[WHAT NEEDS TO BE DONE] Retype every entry word for word.

DATA SUPPLIED Start Marker

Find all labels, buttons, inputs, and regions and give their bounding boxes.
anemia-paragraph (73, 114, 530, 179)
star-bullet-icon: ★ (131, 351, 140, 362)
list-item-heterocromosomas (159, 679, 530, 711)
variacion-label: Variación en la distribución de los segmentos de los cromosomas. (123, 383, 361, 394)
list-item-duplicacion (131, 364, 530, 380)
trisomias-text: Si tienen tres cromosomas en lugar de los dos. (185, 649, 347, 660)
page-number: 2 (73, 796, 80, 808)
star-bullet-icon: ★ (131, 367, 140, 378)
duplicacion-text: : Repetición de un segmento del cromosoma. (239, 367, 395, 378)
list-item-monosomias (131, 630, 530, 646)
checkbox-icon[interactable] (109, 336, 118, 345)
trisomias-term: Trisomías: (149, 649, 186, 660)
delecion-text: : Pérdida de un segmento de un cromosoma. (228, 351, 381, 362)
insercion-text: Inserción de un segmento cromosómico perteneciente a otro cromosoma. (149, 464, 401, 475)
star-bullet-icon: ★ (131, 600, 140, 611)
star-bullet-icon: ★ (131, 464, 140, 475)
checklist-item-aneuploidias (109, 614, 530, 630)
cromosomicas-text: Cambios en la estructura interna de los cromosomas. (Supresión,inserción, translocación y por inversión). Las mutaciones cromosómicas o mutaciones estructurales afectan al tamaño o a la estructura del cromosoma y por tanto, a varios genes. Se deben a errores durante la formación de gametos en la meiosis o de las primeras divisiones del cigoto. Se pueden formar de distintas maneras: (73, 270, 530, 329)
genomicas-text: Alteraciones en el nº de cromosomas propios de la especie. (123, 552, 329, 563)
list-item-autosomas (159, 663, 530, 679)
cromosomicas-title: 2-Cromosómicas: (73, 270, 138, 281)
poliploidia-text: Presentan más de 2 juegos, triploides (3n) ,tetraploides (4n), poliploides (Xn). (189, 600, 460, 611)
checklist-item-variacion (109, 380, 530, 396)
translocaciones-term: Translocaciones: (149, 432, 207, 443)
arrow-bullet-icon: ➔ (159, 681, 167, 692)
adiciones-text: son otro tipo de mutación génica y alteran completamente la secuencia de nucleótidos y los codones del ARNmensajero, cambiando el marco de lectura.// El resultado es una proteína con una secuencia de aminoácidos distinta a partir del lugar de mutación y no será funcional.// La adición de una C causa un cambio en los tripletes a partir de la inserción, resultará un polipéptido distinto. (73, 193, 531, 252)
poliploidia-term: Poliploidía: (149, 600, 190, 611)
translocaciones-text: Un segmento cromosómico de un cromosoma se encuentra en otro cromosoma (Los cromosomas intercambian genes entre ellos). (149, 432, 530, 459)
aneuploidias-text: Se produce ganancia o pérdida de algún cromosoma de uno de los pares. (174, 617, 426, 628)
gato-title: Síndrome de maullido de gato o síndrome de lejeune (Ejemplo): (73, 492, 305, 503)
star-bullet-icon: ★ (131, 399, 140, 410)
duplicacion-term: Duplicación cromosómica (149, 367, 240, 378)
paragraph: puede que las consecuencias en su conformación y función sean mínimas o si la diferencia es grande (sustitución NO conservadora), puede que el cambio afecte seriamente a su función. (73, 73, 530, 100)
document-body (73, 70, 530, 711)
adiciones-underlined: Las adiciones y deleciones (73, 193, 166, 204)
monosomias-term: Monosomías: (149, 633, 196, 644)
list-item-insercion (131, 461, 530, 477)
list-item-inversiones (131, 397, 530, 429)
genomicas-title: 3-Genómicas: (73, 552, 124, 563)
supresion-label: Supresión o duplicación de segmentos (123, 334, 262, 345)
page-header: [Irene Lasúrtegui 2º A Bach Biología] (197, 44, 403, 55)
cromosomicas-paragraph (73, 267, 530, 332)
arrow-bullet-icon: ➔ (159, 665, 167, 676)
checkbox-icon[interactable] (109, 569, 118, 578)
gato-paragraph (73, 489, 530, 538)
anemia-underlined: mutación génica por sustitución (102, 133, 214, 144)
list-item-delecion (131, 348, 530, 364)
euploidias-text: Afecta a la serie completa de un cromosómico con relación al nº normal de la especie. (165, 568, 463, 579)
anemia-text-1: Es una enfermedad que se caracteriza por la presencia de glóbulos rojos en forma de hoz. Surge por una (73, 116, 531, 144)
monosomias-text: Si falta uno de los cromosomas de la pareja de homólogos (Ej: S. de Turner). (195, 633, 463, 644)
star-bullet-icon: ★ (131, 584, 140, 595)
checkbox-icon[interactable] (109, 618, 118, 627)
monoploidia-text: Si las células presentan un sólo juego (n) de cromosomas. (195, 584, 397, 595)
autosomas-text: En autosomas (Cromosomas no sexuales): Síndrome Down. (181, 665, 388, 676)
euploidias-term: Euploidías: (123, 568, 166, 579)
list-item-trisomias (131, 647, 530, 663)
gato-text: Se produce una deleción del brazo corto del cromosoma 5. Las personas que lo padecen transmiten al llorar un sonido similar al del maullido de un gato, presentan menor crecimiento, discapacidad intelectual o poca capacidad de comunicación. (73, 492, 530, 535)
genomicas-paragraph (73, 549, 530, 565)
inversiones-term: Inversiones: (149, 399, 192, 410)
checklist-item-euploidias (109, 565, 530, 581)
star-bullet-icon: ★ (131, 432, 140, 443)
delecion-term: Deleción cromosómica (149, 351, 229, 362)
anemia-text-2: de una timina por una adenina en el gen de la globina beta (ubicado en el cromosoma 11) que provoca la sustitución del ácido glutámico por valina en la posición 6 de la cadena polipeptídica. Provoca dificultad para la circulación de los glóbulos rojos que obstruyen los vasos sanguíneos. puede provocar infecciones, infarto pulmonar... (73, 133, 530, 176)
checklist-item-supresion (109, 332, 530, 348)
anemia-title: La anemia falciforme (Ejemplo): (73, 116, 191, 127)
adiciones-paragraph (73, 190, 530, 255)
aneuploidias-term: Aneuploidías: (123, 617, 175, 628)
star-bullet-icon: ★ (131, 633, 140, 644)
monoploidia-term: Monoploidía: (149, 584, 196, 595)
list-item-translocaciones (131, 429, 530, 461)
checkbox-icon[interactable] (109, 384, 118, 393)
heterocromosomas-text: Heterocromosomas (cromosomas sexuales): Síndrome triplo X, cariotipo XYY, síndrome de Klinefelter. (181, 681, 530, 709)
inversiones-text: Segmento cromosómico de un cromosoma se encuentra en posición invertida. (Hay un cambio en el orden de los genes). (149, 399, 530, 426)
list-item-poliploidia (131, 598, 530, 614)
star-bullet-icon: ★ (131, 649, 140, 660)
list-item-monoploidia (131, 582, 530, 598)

DATA SUPPLIED End Marker

[ANSWER TO THIS TASK]
Find all labels, buttons, inputs, and regions and give their bounding boxes.
anemia-paragraph (73, 114, 530, 179)
star-bullet-icon: ★ (131, 351, 140, 362)
list-item-heterocromosomas (159, 679, 530, 711)
variacion-label: Variación en la distribución de los segmentos de los cromosomas. (123, 383, 361, 394)
list-item-duplicacion (131, 364, 530, 380)
trisomias-text: Si tienen tres cromosomas en lugar de los dos. (185, 649, 347, 660)
page-number: 2 (73, 796, 80, 808)
star-bullet-icon: ★ (131, 367, 140, 378)
duplicacion-text: : Repetición de un segmento del cromosoma. (239, 367, 395, 378)
list-item-monosomias (131, 630, 530, 646)
checkbox-icon[interactable] (109, 336, 118, 345)
trisomias-term: Trisomías: (149, 649, 186, 660)
delecion-text: : Pérdida de un segmento de un cromosoma. (228, 351, 381, 362)
insercion-text: Inserción de un segmento cromosómico perteneciente a otro cromosoma. (149, 464, 401, 475)
star-bullet-icon: ★ (131, 600, 140, 611)
star-bullet-icon: ★ (131, 464, 140, 475)
checklist-item-aneuploidias (109, 614, 530, 630)
cromosomicas-text: Cambios en la estructura interna de los cromosomas. (Supresión,inserción, translocación y por inversión). Las mutaciones cromosómicas o mutaciones estructurales afectan al tamaño o a la estructura del cromosoma y por tanto, a varios genes. Se deben a errores durante la formación de gametos en la meiosis o de las primeras divisiones del cigoto. Se pueden formar de distintas maneras: (73, 270, 530, 329)
genomicas-text: Alteraciones en el nº de cromosomas propios de la especie. (123, 552, 329, 563)
list-item-autosomas (159, 663, 530, 679)
cromosomicas-title: 2-Cromosómicas: (73, 270, 138, 281)
poliploidia-text: Presentan más de 2 juegos, triploides (3n) ,tetraploides (4n), poliploides (Xn). (189, 600, 460, 611)
checklist-item-variacion (109, 380, 530, 396)
translocaciones-term: Translocaciones: (149, 432, 207, 443)
arrow-bullet-icon: ➔ (159, 681, 167, 692)
adiciones-text: son otro tipo de mutación génica y alteran completamente la secuencia de nucleótidos y los codones del ARNmensajero, cambiando el marco de lectura.// El resultado es una proteína con una secuencia de aminoácidos distinta a partir del lugar de mutación y no será funcional.// La adición de una C causa un cambio en los tripletes a partir de la inserción, resultará un polipéptido distinto. (73, 193, 531, 252)
poliploidia-term: Poliploidía: (149, 600, 190, 611)
translocaciones-text: Un segmento cromosómico de un cromosoma se encuentra en otro cromosoma (Los cromosomas intercambian genes entre ellos). (149, 432, 530, 459)
aneuploidias-text: Se produce ganancia o pérdida de algún cromosoma de uno de los pares. (174, 617, 426, 628)
gato-title: Síndrome de maullido de gato o síndrome de lejeune (Ejemplo): (73, 492, 305, 503)
star-bullet-icon: ★ (131, 399, 140, 410)
duplicacion-term: Duplicación cromosómica (149, 367, 240, 378)
paragraph: puede que las consecuencias en su conformación y función sean mínimas o si la diferencia es grande (sustitución NO conservadora), puede que el cambio afecte seriamente a su función. (73, 73, 530, 100)
document-body (73, 70, 530, 711)
adiciones-underlined: Las adiciones y deleciones (73, 193, 166, 204)
monosomias-term: Monosomías: (149, 633, 196, 644)
list-item-insercion (131, 461, 530, 477)
list-item-inversiones (131, 397, 530, 429)
genomicas-title: 3-Genómicas: (73, 552, 124, 563)
supresion-label: Supresión o duplicación de segmentos (123, 334, 262, 345)
page-header: [Irene Lasúrtegui 2º A Bach Biología] (197, 44, 403, 55)
cromosomicas-paragraph (73, 267, 530, 332)
arrow-bullet-icon: ➔ (159, 665, 167, 676)
checkbox-icon[interactable] (109, 569, 118, 578)
gato-paragraph (73, 489, 530, 538)
anemia-underlined: mutación génica por sustitución (102, 133, 214, 144)
list-item-delecion (131, 348, 530, 364)
euploidias-text: Afecta a la serie completa de un cromosómico con relación al nº normal de la especie. (165, 568, 463, 579)
anemia-text-1: Es una enfermedad que se caracteriza por la presencia de glóbulos rojos en forma de hoz. Surge por una (73, 116, 531, 144)
monosomias-text: Si falta uno de los cromosomas de la pareja de homólogos (Ej: S. de Turner). (195, 633, 463, 644)
star-bullet-icon: ★ (131, 584, 140, 595)
checkbox-icon[interactable] (109, 618, 118, 627)
monoploidia-text: Si las células presentan un sólo juego (n) de cromosomas. (195, 584, 397, 595)
autosomas-text: En autosomas (Cromosomas no sexuales): Síndrome Down. (181, 665, 388, 676)
euploidias-term: Euploidías: (123, 568, 166, 579)
list-item-trisomias (131, 647, 530, 663)
gato-text: Se produce una deleción del brazo corto del cromosoma 5. Las personas que lo padecen transmiten al llorar un sonido similar al del maullido de un gato, presentan menor crecimiento, discapacidad intelectual o poca capacidad de comunicación. (73, 492, 530, 535)
genomicas-paragraph (73, 549, 530, 565)
inversiones-term: Inversiones: (149, 399, 192, 410)
checklist-item-euploidias (109, 565, 530, 581)
star-bullet-icon: ★ (131, 432, 140, 443)
delecion-term: Deleción cromosómica (149, 351, 229, 362)
anemia-text-2: de una timina por una adenina en el gen de la globina beta (ubicado en el cromosoma 11) que provoca la sustitución del ácido glutámico por valina en la posición 6 de la cadena polipeptídica. Provoca dificultad para la circulación de los glóbulos rojos que obstruyen los vasos sanguíneos. puede provocar infecciones, infarto pulmonar... (73, 133, 530, 176)
checklist-item-supresion (109, 332, 530, 348)
anemia-title: La anemia falciforme (Ejemplo): (73, 116, 191, 127)
adiciones-paragraph (73, 190, 530, 255)
aneuploidias-term: Aneuploidías: (123, 617, 175, 628)
star-bullet-icon: ★ (131, 633, 140, 644)
monoploidia-term: Monoploidía: (149, 584, 196, 595)
list-item-translocaciones (131, 429, 530, 461)
checkbox-icon[interactable] (109, 384, 118, 393)
heterocromosomas-text: Heterocromosomas (cromosomas sexuales): Síndrome triplo X, cariotipo XYY, síndrome de Klinefelter. (181, 681, 530, 709)
inversiones-text: Segmento cromosómico de un cromosoma se encuentra en posición invertida. (Hay un cambio en el orden de los genes). (149, 399, 530, 426)
list-item-poliploidia (131, 598, 530, 614)
star-bullet-icon: ★ (131, 649, 140, 660)
list-item-monoploidia (131, 582, 530, 598)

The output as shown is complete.